Extract each line of the data below exactly as written.

====== SOURCE DATA ======

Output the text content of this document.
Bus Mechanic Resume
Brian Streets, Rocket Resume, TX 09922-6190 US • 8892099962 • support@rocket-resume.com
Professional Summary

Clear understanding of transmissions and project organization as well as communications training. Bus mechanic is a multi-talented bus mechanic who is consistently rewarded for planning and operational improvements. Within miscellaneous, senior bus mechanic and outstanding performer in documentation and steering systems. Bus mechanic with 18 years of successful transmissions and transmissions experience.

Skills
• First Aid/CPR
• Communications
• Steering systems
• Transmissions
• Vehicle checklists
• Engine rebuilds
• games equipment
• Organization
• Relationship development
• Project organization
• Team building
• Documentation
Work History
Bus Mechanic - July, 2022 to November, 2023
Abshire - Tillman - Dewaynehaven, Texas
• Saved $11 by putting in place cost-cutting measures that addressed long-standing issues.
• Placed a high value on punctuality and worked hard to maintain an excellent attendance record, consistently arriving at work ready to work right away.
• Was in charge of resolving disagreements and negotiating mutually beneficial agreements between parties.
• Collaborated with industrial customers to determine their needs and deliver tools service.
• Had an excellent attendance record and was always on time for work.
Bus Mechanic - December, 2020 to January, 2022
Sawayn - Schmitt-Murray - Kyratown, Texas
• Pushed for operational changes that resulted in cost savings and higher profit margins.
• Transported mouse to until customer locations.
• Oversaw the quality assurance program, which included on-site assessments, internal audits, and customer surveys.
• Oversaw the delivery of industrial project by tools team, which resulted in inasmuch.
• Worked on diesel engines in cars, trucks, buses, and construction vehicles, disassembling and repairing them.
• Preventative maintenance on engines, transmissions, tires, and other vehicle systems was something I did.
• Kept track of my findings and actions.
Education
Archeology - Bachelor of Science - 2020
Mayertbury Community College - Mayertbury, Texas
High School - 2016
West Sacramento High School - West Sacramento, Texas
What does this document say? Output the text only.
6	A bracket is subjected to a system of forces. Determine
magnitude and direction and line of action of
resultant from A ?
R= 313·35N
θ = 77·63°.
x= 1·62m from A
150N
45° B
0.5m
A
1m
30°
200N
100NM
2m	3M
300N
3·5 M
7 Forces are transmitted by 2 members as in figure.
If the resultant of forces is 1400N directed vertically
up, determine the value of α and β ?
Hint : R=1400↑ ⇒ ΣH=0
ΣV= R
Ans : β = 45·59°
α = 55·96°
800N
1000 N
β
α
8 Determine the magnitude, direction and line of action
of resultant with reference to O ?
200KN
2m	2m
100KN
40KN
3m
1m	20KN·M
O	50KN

======

## REPLY
Output the text content of this document.
Bus Mechanic Resume
Brian Streets, Rocket Resume, TX 09922-6190 US • 8892099962 • support@rocket-resume.com
Professional Summary

Clear understanding of transmissions and project organization as well as communications training. Bus mechanic is a multi-talented bus mechanic who is consistently rewarded for planning and operational improvements. Within miscellaneous, senior bus mechanic and outstanding performer in documentation and steering systems. Bus mechanic with 18 years of successful transmissions and transmissions experience.

Skills
• First Aid/CPR
• Communications
• Steering systems
• Transmissions
• Vehicle checklists
• Engine rebuilds
• games equipment
• Organization
• Relationship development
• Project organization
• Team building
• Documentation
Work History
Bus Mechanic - July, 2022 to November, 2023
Abshire - Tillman - Dewaynehaven, Texas
• Saved $11 by putting in place cost-cutting measures that addressed long-standing issues.
• Placed a high value on punctuality and worked hard to maintain an excellent attendance record, consistently arriving at work ready to work right away.
• Was in charge of resolving disagreements and negotiating mutually beneficial agreements between parties.
• Collaborated with industrial customers to determine their needs and deliver tools service.
• Had an excellent attendance record and was always on time for work.
Bus Mechanic - December, 2020 to January, 2022
Sawayn - Schmitt-Murray - Kyratown, Texas
• Pushed for operational changes that resulted in cost savings and higher profit margins.
• Transported mouse to until customer locations.
• Oversaw the quality assurance program, which included on-site assessments, internal audits, and customer surveys.
• Oversaw the delivery of industrial project by tools team, which resulted in inasmuch.
• Worked on diesel engines in cars, trucks, buses, and construction vehicles, disassembling and repairing them.
• Preventative maintenance on engines, transmissions, tires, and other vehicle systems was something I did.
• Kept track of my findings and actions.
Education
Archeology - Bachelor of Science - 2020
Mayertbury Community College - Mayertbury, Texas
High School - 2016
West Sacramento High School - West Sacramento, Texas
What does this document say? Output the text only.
6	A bracket is subjected to a system of forces. Determine
magnitude and direction and line of action of
resultant from A ?
R= 313·35N
θ = 77·63°.
x= 1·62m from A
150N
45° B
0.5m
A
1m
30°
200N
100NM
2m	3M
300N
3·5 M
7 Forces are transmitted by 2 members as in figure.
If the resultant of forces is 1400N directed vertically
up, determine the value of α and β ?
Hint : R=1400↑ ⇒ ΣH=0
ΣV= R
Ans : β = 45·59°
α = 55·96°
800N
1000 N
β
α
8 Determine the magnitude, direction and line of action
of resultant with reference to O ?
200KN
2m	2m
100KN
40KN
3m
1m	20KN·M
O	50KN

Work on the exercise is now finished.